# START OF RECORDS FOR PROCESSING
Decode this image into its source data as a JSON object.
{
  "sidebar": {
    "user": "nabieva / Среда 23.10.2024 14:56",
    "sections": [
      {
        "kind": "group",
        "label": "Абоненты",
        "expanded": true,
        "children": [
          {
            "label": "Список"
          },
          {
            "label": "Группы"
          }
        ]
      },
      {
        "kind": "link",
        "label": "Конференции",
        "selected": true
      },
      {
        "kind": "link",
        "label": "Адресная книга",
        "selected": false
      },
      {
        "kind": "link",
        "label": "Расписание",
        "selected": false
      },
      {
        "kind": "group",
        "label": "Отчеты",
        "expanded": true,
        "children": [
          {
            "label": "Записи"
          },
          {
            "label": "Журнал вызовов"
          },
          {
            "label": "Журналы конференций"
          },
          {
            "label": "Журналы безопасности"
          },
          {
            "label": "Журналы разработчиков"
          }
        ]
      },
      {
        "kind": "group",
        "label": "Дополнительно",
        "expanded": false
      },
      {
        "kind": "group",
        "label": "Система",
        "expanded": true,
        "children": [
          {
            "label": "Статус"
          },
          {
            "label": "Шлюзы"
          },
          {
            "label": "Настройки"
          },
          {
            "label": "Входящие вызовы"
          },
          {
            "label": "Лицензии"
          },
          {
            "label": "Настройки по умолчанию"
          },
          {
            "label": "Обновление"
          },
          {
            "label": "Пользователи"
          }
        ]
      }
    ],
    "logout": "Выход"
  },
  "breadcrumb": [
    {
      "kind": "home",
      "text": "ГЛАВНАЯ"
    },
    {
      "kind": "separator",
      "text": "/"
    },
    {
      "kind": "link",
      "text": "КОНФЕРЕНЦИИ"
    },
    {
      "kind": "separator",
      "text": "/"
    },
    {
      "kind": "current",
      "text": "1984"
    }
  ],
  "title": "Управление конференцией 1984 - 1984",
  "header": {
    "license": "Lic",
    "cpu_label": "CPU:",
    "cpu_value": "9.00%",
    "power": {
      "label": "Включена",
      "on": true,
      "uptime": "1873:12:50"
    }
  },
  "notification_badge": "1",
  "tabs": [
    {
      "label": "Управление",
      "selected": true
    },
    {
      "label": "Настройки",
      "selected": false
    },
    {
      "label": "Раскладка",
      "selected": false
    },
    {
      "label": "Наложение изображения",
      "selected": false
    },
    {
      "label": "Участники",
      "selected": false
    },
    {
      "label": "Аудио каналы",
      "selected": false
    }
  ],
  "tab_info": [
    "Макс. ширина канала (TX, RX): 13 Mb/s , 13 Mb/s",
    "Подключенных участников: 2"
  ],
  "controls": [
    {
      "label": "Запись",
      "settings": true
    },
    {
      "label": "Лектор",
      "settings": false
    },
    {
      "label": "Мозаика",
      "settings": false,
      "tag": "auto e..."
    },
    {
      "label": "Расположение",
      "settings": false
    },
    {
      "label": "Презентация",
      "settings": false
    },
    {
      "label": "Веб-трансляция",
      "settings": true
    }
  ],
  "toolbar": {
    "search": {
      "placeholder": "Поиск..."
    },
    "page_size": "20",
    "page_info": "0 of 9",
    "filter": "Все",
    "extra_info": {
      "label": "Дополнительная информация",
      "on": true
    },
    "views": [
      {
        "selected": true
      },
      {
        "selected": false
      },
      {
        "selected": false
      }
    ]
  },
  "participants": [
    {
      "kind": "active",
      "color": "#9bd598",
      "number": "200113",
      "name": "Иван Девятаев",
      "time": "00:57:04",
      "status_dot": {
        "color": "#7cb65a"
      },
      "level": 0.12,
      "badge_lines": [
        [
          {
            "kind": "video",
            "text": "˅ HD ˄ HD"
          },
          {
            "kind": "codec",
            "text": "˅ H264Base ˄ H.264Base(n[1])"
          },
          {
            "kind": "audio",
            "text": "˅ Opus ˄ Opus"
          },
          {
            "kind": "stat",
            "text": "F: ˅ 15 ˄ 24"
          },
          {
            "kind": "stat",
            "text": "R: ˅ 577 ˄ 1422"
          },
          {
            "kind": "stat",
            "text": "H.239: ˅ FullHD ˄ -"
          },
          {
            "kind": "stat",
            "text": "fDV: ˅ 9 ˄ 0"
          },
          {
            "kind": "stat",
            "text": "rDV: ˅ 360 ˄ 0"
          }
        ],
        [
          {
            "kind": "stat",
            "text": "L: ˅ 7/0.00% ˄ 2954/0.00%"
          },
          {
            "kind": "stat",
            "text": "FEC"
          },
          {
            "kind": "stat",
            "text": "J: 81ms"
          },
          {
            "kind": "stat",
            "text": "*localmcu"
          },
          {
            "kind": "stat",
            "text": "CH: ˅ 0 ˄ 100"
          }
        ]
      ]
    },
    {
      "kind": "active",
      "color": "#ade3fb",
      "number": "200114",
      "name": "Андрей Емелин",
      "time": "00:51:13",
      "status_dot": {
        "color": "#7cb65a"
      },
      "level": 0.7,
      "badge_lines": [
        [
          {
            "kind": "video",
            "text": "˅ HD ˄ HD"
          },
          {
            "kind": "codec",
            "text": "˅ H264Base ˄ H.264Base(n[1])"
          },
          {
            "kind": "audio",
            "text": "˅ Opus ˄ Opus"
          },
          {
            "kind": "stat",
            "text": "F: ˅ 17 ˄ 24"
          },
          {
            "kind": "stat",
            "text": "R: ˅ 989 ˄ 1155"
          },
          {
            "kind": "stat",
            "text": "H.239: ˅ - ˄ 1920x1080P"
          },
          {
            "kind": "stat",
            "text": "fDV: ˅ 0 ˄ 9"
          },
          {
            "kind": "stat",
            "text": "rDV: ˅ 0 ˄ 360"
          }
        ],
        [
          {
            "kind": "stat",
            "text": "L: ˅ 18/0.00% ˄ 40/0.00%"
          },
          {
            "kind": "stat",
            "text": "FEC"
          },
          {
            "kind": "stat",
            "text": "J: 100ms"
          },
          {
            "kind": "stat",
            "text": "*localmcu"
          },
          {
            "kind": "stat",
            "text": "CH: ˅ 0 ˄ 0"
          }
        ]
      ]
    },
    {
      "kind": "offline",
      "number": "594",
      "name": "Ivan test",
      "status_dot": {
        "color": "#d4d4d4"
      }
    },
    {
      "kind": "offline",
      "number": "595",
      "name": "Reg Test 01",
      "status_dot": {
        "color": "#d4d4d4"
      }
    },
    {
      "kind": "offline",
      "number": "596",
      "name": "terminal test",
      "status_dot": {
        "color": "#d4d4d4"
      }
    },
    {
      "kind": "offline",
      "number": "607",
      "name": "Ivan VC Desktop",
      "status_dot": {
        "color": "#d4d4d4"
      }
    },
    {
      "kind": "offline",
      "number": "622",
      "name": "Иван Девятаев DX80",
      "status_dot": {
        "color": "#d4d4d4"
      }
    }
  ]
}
# END OF RECORDS FOR PROCESSING
- **YOUR TASK**
Every line of the listing that holds "name" should be found and copied.

- **FINISHED EXERCISE**
      "name": "Иван Девятаев",
      "name": "Андрей Емелин",
      "name": "Ivan test",
      "name": "Reg Test 01",
      "name": "terminal test",
      "name": "Ivan VC Desktop",
      "name": "Иван Девятаев DX80",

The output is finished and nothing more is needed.